Repeat each entry exactly and drop the pictures.

* Data supplied:
>> BEGIN

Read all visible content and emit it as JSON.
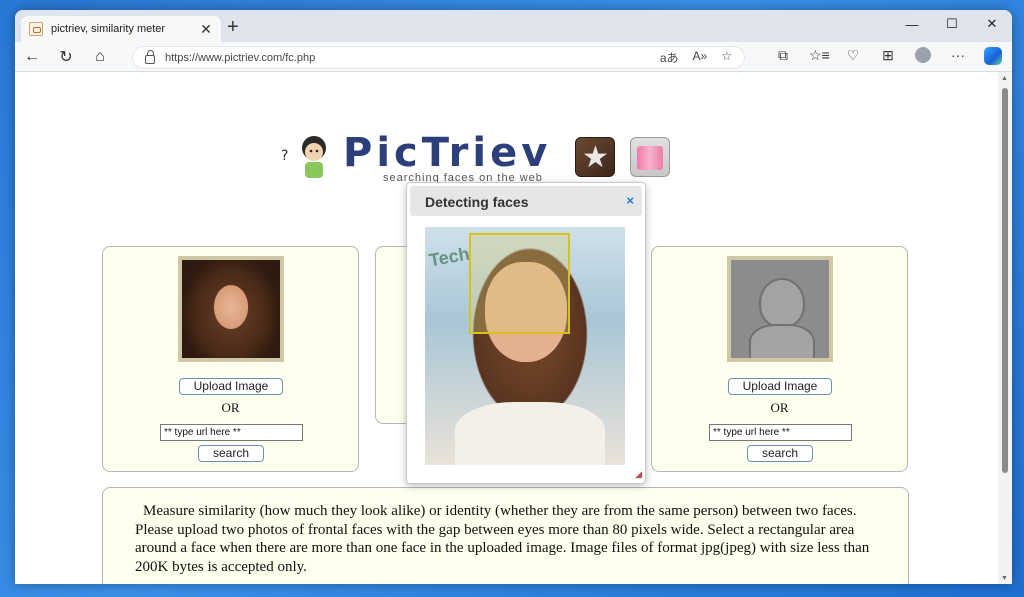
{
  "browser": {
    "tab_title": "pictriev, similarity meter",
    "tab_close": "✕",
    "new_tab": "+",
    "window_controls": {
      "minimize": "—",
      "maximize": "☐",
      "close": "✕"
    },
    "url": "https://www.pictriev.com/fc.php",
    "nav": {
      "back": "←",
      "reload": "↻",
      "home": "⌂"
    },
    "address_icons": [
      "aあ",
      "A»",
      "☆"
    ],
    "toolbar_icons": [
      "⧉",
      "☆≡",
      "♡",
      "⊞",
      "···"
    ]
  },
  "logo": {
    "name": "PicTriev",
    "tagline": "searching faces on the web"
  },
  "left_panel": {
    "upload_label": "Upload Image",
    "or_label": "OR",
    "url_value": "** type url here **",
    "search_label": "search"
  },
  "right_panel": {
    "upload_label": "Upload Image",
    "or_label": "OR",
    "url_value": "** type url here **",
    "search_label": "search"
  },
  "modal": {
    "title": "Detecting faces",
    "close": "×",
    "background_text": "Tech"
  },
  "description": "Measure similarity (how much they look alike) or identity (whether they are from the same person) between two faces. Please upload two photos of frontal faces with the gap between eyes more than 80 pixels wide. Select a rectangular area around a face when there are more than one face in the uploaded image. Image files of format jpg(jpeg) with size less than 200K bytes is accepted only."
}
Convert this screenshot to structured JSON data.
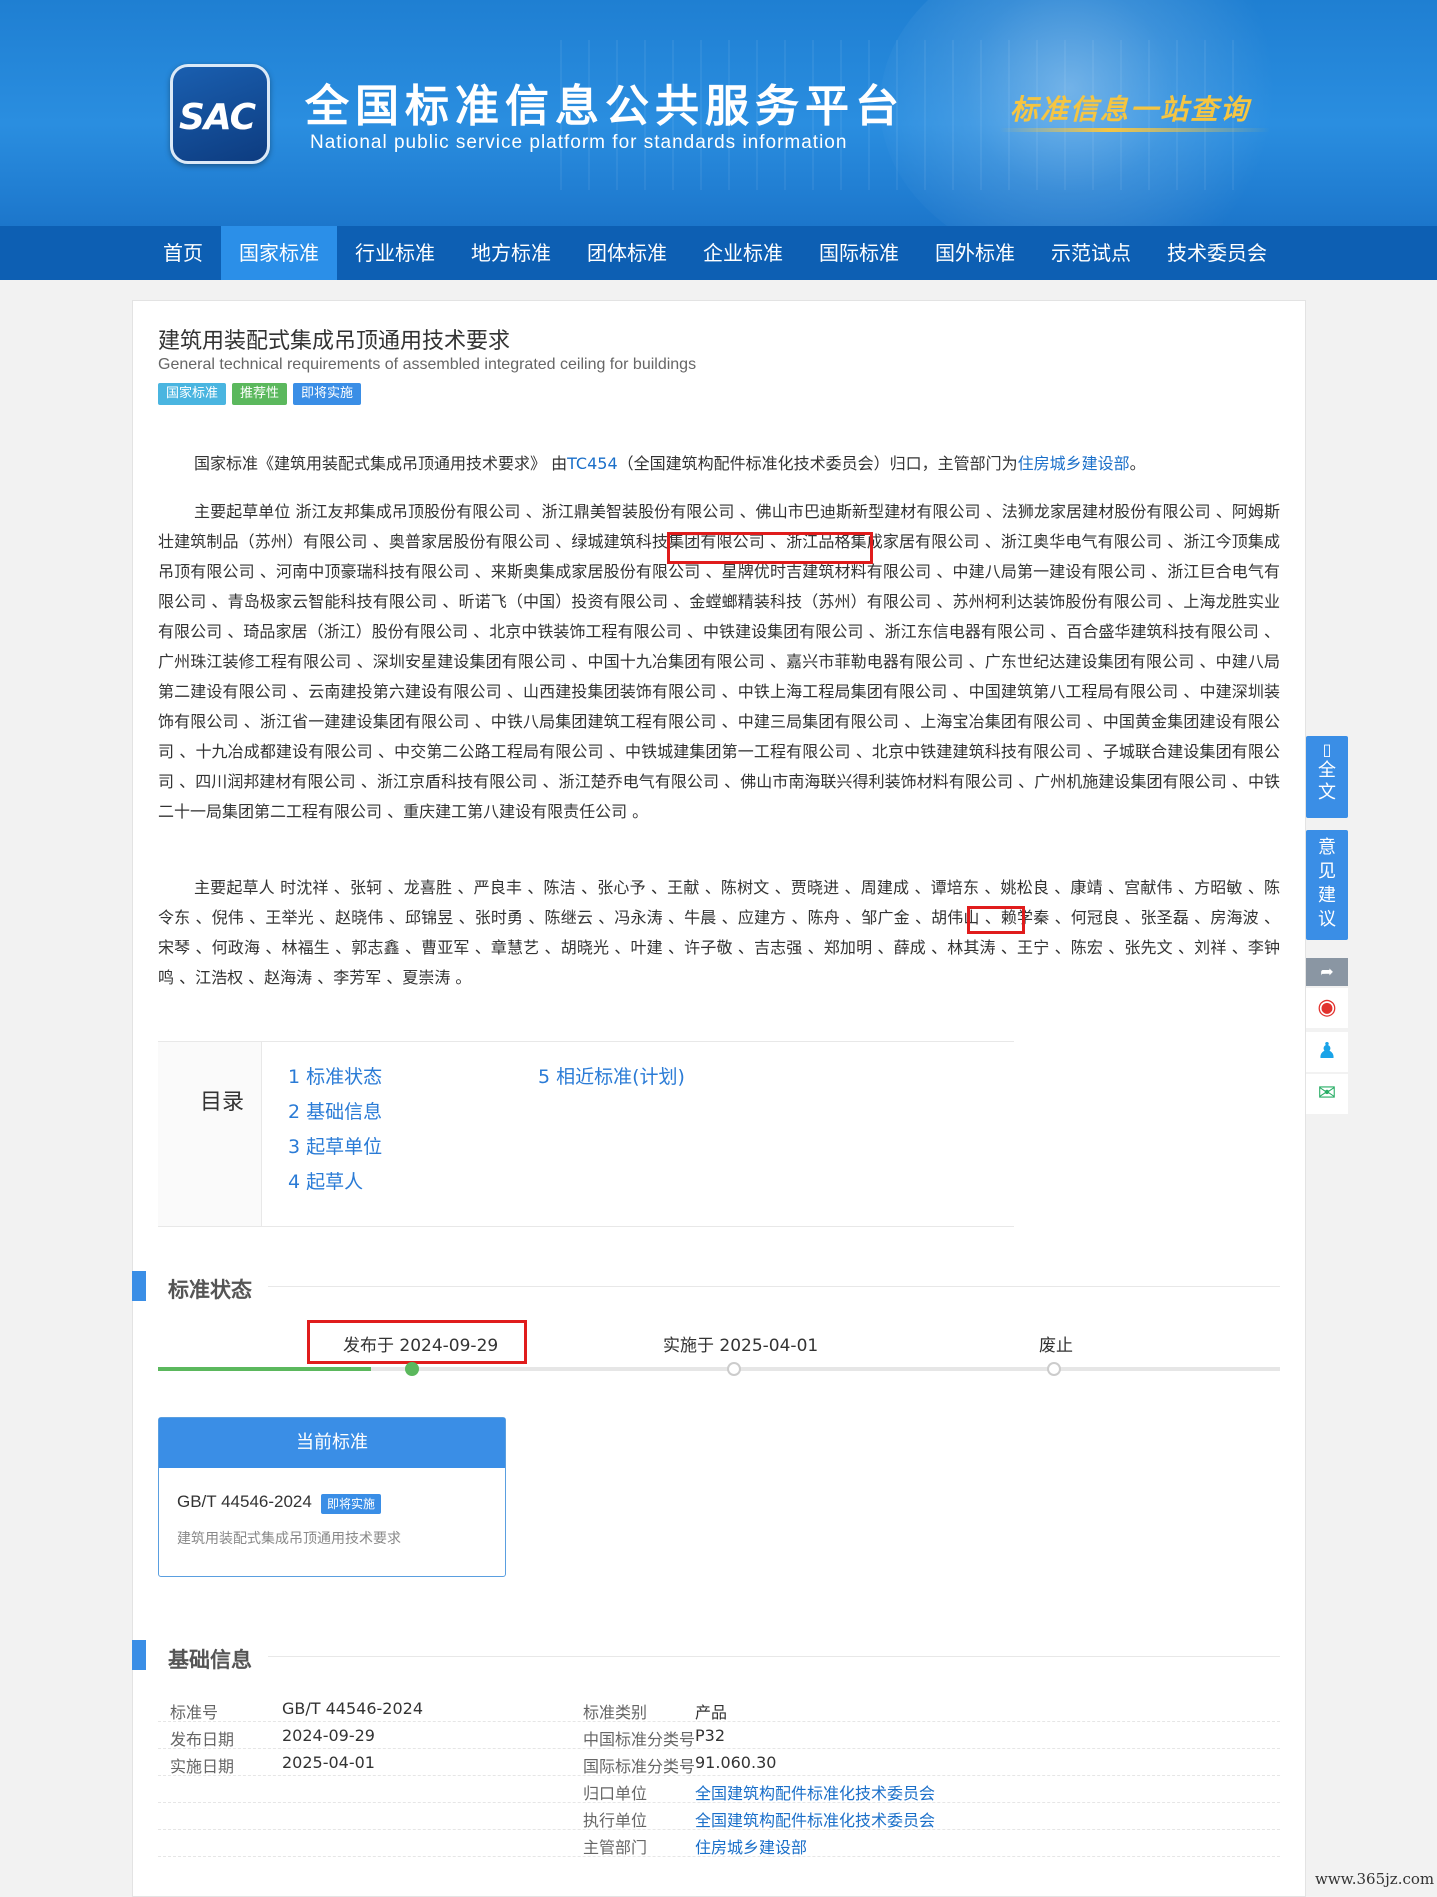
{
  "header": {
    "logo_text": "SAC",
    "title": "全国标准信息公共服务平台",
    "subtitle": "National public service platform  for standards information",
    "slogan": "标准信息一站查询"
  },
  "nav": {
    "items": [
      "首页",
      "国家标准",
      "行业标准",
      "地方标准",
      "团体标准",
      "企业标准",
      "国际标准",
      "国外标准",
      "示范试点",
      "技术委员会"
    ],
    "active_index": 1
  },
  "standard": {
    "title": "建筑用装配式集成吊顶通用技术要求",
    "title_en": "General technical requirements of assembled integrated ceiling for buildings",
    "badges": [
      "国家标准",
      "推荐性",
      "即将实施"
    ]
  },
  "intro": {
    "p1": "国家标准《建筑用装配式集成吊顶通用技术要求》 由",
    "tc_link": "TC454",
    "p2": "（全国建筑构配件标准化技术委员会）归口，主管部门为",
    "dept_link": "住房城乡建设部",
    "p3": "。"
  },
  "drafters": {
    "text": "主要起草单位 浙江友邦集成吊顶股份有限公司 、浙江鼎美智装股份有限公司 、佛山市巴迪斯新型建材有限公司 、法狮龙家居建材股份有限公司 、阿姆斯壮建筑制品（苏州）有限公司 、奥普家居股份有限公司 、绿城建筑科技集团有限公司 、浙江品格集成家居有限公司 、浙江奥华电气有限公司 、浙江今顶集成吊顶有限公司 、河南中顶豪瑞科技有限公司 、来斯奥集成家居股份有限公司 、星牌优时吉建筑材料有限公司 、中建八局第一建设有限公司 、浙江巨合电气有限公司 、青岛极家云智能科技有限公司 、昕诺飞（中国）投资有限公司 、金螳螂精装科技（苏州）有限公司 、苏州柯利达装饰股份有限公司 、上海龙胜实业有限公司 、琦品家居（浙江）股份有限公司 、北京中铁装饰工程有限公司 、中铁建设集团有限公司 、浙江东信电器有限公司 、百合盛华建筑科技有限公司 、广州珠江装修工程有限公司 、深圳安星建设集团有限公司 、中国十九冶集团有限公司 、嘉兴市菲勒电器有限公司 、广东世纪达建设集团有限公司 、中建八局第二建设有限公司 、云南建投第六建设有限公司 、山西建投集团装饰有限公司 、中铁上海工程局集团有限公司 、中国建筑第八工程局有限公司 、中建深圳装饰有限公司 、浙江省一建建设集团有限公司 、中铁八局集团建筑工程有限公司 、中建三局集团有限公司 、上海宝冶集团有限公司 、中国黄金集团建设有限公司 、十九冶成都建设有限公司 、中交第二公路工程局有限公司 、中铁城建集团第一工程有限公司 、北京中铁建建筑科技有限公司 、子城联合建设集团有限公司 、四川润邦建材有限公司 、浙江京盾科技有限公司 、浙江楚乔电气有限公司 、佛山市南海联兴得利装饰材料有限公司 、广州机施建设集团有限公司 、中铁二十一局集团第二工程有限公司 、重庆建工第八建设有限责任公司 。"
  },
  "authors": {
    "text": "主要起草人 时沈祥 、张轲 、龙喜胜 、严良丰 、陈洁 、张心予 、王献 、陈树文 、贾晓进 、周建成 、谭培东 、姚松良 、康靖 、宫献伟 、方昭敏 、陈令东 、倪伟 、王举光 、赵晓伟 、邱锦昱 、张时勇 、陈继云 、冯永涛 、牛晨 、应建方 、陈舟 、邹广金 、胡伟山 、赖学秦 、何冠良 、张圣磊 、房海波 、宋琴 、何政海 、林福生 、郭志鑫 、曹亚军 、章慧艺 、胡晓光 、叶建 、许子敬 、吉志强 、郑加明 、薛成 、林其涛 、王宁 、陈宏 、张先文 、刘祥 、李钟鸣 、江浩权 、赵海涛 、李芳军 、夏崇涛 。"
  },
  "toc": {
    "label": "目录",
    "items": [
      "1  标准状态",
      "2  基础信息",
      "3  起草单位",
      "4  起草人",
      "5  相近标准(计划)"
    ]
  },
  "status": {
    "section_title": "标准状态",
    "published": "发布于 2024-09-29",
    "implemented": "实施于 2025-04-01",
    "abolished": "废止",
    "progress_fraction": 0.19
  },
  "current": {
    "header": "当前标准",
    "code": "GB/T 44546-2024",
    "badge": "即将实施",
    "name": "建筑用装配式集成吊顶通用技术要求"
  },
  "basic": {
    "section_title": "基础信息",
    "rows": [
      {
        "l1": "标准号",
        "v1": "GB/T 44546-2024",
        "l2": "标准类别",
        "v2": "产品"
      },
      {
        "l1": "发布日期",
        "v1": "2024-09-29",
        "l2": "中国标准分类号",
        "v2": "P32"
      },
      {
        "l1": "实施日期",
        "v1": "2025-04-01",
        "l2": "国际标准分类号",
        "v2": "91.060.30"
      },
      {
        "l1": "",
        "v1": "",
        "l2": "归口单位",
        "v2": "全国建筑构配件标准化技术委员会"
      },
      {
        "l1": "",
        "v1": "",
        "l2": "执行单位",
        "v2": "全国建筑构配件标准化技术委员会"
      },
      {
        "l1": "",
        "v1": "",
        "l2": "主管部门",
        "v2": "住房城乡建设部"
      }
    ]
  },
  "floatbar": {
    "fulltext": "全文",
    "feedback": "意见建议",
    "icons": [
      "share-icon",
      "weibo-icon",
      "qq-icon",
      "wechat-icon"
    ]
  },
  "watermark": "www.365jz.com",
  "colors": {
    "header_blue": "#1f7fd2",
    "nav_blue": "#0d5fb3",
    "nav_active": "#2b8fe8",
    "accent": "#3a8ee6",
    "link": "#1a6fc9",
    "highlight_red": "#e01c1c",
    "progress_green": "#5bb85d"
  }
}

>> END

* The solution:
Read all visible content and emit it as JSON.
{
  "browser": {
    "tab_title": "pictriev, similarity meter",
    "tab_close": "✕",
    "new_tab": "+",
    "window_controls": {
      "minimize": "—",
      "maximize": "☐",
      "close": "✕"
    },
    "url": "https://www.pictriev.com/fc.php",
    "nav": {
      "back": "←",
      "reload": "↻",
      "home": "⌂"
    },
    "address_icons": [
      "aあ",
      "A»",
      "☆"
    ],
    "toolbar_icons": [
      "⧉",
      "☆≡",
      "♡",
      "⊞",
      "···"
    ]
  },
  "logo": {
    "name": "PicTriev",
    "tagline": "searching faces on the web"
  },
  "left_panel": {
    "upload_label": "Upload Image",
    "or_label": "OR",
    "url_value": "** type url here **",
    "search_label": "search"
  },
  "right_panel": {
    "upload_label": "Upload Image",
    "or_label": "OR",
    "url_value": "** type url here **",
    "search_label": "search"
  },
  "modal": {
    "title": "Detecting faces",
    "close": "×",
    "background_text": "Tech"
  },
  "description": "Measure similarity (how much they look alike) or identity (whether they are from the same person) between two faces. Please upload two photos of frontal faces with the gap between eyes more than 80 pixels wide. Select a rectangular area around a face when there are more than one face in the uploaded image. Image files of format jpg(jpeg) with size less than 200K bytes is accepted only."
}
Convert this screenshot to structured JSON data.
{
  "header": {
    "logo_text": "SAC",
    "title": "全国标准信息公共服务平台",
    "subtitle": "National public service platform  for standards information",
    "slogan": "标准信息一站查询"
  },
  "nav": {
    "items": [
      "首页",
      "国家标准",
      "行业标准",
      "地方标准",
      "团体标准",
      "企业标准",
      "国际标准",
      "国外标准",
      "示范试点",
      "技术委员会"
    ],
    "active_index": 1
  },
  "standard": {
    "title": "建筑用装配式集成吊顶通用技术要求",
    "title_en": "General technical requirements of assembled integrated ceiling for buildings",
    "badges": [
      "国家标准",
      "推荐性",
      "即将实施"
    ]
  },
  "intro": {
    "p1": "国家标准《建筑用装配式集成吊顶通用技术要求》 由",
    "tc_link": "TC454",
    "p2": "（全国建筑构配件标准化技术委员会）归口，主管部门为",
    "dept_link": "住房城乡建设部",
    "p3": "。"
  },
  "drafters": {
    "text": "主要起草单位 浙江友邦集成吊顶股份有限公司 、浙江鼎美智装股份有限公司 、佛山市巴迪斯新型建材有限公司 、法狮龙家居建材股份有限公司 、阿姆斯壮建筑制品（苏州）有限公司 、奥普家居股份有限公司 、绿城建筑科技集团有限公司 、浙江品格集成家居有限公司 、浙江奥华电气有限公司 、浙江今顶集成吊顶有限公司 、河南中顶豪瑞科技有限公司 、来斯奥集成家居股份有限公司 、星牌优时吉建筑材料有限公司 、中建八局第一建设有限公司 、浙江巨合电气有限公司 、青岛极家云智能科技有限公司 、昕诺飞（中国）投资有限公司 、金螳螂精装科技（苏州）有限公司 、苏州柯利达装饰股份有限公司 、上海龙胜实业有限公司 、琦品家居（浙江）股份有限公司 、北京中铁装饰工程有限公司 、中铁建设集团有限公司 、浙江东信电器有限公司 、百合盛华建筑科技有限公司 、广州珠江装修工程有限公司 、深圳安星建设集团有限公司 、中国十九冶集团有限公司 、嘉兴市菲勒电器有限公司 、广东世纪达建设集团有限公司 、中建八局第二建设有限公司 、云南建投第六建设有限公司 、山西建投集团装饰有限公司 、中铁上海工程局集团有限公司 、中国建筑第八工程局有限公司 、中建深圳装饰有限公司 、浙江省一建建设集团有限公司 、中铁八局集团建筑工程有限公司 、中建三局集团有限公司 、上海宝冶集团有限公司 、中国黄金集团建设有限公司 、十九冶成都建设有限公司 、中交第二公路工程局有限公司 、中铁城建集团第一工程有限公司 、北京中铁建建筑科技有限公司 、子城联合建设集团有限公司 、四川润邦建材有限公司 、浙江京盾科技有限公司 、浙江楚乔电气有限公司 、佛山市南海联兴得利装饰材料有限公司 、广州机施建设集团有限公司 、中铁二十一局集团第二工程有限公司 、重庆建工第八建设有限责任公司 。"
  },
  "authors": {
    "text": "主要起草人 时沈祥 、张轲 、龙喜胜 、严良丰 、陈洁 、张心予 、王献 、陈树文 、贾晓进 、周建成 、谭培东 、姚松良 、康靖 、宫献伟 、方昭敏 、陈令东 、倪伟 、王举光 、赵晓伟 、邱锦昱 、张时勇 、陈继云 、冯永涛 、牛晨 、应建方 、陈舟 、邹广金 、胡伟山 、赖学秦 、何冠良 、张圣磊 、房海波 、宋琴 、何政海 、林福生 、郭志鑫 、曹亚军 、章慧艺 、胡晓光 、叶建 、许子敬 、吉志强 、郑加明 、薛成 、林其涛 、王宁 、陈宏 、张先文 、刘祥 、李钟鸣 、江浩权 、赵海涛 、李芳军 、夏崇涛 。"
  },
  "toc": {
    "label": "目录",
    "items": [
      "1  标准状态",
      "2  基础信息",
      "3  起草单位",
      "4  起草人",
      "5  相近标准(计划)"
    ]
  },
  "status": {
    "section_title": "标准状态",
    "published": "发布于 2024-09-29",
    "implemented": "实施于 2025-04-01",
    "abolished": "废止",
    "progress_fraction": 0.19
  },
  "current": {
    "header": "当前标准",
    "code": "GB/T 44546-2024",
    "badge": "即将实施",
    "name": "建筑用装配式集成吊顶通用技术要求"
  },
  "basic": {
    "section_title": "基础信息",
    "rows": [
      {
        "l1": "标准号",
        "v1": "GB/T 44546-2024",
        "l2": "标准类别",
        "v2": "产品"
      },
      {
        "l1": "发布日期",
        "v1": "2024-09-29",
        "l2": "中国标准分类号",
        "v2": "P32"
      },
      {
        "l1": "实施日期",
        "v1": "2025-04-01",
        "l2": "国际标准分类号",
        "v2": "91.060.30"
      },
      {
        "l1": "",
        "v1": "",
        "l2": "归口单位",
        "v2": "全国建筑构配件标准化技术委员会"
      },
      {
        "l1": "",
        "v1": "",
        "l2": "执行单位",
        "v2": "全国建筑构配件标准化技术委员会"
      },
      {
        "l1": "",
        "v1": "",
        "l2": "主管部门",
        "v2": "住房城乡建设部"
      }
    ]
  },
  "floatbar": {
    "fulltext": "全文",
    "feedback": "意见建议",
    "icons": [
      "share-icon",
      "weibo-icon",
      "qq-icon",
      "wechat-icon"
    ]
  },
  "watermark": "www.365jz.com",
  "colors": {
    "header_blue": "#1f7fd2",
    "nav_blue": "#0d5fb3",
    "nav_active": "#2b8fe8",
    "accent": "#3a8ee6",
    "link": "#1a6fc9",
    "highlight_red": "#e01c1c",
    "progress_green": "#5bb85d"
  }
}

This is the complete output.